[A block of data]
+ + + +

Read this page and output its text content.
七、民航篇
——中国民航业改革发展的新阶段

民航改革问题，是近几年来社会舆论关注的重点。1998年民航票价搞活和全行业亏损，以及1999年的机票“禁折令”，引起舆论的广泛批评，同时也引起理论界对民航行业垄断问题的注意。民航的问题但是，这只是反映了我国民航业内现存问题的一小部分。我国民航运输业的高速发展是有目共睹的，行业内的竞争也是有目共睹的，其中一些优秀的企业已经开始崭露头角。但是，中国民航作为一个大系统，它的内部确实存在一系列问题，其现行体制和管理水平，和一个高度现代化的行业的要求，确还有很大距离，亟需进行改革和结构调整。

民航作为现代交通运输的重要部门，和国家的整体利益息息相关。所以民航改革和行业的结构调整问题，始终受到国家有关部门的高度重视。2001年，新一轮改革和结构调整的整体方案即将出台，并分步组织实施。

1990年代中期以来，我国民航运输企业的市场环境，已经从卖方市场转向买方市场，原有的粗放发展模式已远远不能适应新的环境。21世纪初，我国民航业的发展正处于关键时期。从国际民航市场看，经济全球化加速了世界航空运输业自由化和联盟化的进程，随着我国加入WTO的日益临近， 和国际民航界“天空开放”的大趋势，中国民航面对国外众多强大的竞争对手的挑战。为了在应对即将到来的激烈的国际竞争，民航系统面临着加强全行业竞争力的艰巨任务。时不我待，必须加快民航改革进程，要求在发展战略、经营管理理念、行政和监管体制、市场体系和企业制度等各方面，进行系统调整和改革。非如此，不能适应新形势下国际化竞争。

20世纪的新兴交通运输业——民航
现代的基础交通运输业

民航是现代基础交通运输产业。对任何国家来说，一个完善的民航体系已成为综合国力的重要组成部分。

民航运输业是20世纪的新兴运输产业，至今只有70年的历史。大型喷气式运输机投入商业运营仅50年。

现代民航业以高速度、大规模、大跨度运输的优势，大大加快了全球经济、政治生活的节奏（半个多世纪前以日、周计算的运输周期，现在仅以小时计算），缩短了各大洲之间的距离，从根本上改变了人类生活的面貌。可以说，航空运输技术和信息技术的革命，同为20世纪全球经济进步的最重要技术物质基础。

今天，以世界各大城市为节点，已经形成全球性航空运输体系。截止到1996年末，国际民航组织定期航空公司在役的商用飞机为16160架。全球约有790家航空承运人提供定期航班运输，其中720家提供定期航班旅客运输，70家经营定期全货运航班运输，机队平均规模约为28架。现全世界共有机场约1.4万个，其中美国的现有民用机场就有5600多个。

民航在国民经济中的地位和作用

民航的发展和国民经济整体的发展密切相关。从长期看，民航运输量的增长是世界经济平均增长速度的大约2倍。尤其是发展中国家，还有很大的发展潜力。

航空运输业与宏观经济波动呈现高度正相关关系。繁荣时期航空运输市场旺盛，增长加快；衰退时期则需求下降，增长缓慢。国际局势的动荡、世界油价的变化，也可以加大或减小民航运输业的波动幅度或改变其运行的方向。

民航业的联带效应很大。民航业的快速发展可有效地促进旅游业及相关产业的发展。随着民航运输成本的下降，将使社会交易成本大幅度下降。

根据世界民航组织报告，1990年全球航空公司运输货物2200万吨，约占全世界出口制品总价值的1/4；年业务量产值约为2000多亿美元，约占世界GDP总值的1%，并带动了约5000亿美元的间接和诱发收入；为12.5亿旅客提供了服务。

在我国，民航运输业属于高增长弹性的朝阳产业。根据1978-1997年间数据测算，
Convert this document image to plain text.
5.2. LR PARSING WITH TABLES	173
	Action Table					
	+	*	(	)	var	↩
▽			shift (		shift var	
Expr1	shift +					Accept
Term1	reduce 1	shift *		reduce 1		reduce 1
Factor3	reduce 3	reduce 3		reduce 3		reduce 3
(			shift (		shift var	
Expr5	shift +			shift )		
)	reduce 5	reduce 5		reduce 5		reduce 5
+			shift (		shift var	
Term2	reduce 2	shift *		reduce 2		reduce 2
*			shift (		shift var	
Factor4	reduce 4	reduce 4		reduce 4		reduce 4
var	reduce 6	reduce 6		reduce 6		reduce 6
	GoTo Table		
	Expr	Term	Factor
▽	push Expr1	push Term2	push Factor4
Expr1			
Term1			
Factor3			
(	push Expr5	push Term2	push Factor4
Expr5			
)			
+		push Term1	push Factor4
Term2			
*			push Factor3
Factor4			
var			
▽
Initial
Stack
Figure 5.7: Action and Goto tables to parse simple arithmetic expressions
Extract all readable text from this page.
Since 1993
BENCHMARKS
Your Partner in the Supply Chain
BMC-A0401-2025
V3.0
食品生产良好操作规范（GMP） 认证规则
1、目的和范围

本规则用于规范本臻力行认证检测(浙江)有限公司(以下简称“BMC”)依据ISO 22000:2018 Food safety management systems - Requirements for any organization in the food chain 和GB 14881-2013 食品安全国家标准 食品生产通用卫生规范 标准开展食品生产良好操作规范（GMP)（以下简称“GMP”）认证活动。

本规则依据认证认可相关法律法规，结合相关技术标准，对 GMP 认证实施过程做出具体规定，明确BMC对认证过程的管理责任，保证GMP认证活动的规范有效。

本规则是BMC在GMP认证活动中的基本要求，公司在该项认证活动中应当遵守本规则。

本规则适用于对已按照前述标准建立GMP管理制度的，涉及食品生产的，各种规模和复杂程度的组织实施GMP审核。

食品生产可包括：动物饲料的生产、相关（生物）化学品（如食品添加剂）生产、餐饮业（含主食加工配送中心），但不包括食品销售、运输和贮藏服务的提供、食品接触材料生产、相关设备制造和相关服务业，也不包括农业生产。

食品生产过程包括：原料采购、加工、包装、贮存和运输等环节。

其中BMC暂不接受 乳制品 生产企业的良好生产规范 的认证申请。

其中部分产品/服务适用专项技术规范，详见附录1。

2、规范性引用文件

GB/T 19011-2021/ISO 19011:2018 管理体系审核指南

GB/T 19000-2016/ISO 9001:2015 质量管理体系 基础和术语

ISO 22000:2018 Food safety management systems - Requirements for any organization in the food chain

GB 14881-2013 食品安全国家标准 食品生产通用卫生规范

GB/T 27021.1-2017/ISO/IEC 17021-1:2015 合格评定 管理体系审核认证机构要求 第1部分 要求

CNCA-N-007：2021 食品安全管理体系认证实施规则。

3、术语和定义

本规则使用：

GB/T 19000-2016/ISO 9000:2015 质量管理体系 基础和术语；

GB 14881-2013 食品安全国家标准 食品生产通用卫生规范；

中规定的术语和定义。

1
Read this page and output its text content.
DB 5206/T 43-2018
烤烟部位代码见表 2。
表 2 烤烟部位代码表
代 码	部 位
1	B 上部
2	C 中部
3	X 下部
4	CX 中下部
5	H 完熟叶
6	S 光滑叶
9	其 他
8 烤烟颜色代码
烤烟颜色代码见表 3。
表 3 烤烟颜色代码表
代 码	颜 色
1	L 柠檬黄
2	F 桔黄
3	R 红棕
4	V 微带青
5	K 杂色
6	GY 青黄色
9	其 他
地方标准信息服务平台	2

+ + + +

* **Exercise instructions**:
Search the data for the string "基础和术语". List each line that has it.

* **Solved problem**:
GB/T 19000-2016/ISO 9001:2015 质量管理体系 基础和术语
GB/T 19000-2016/ISO 9000:2015 质量管理体系 基础和术语；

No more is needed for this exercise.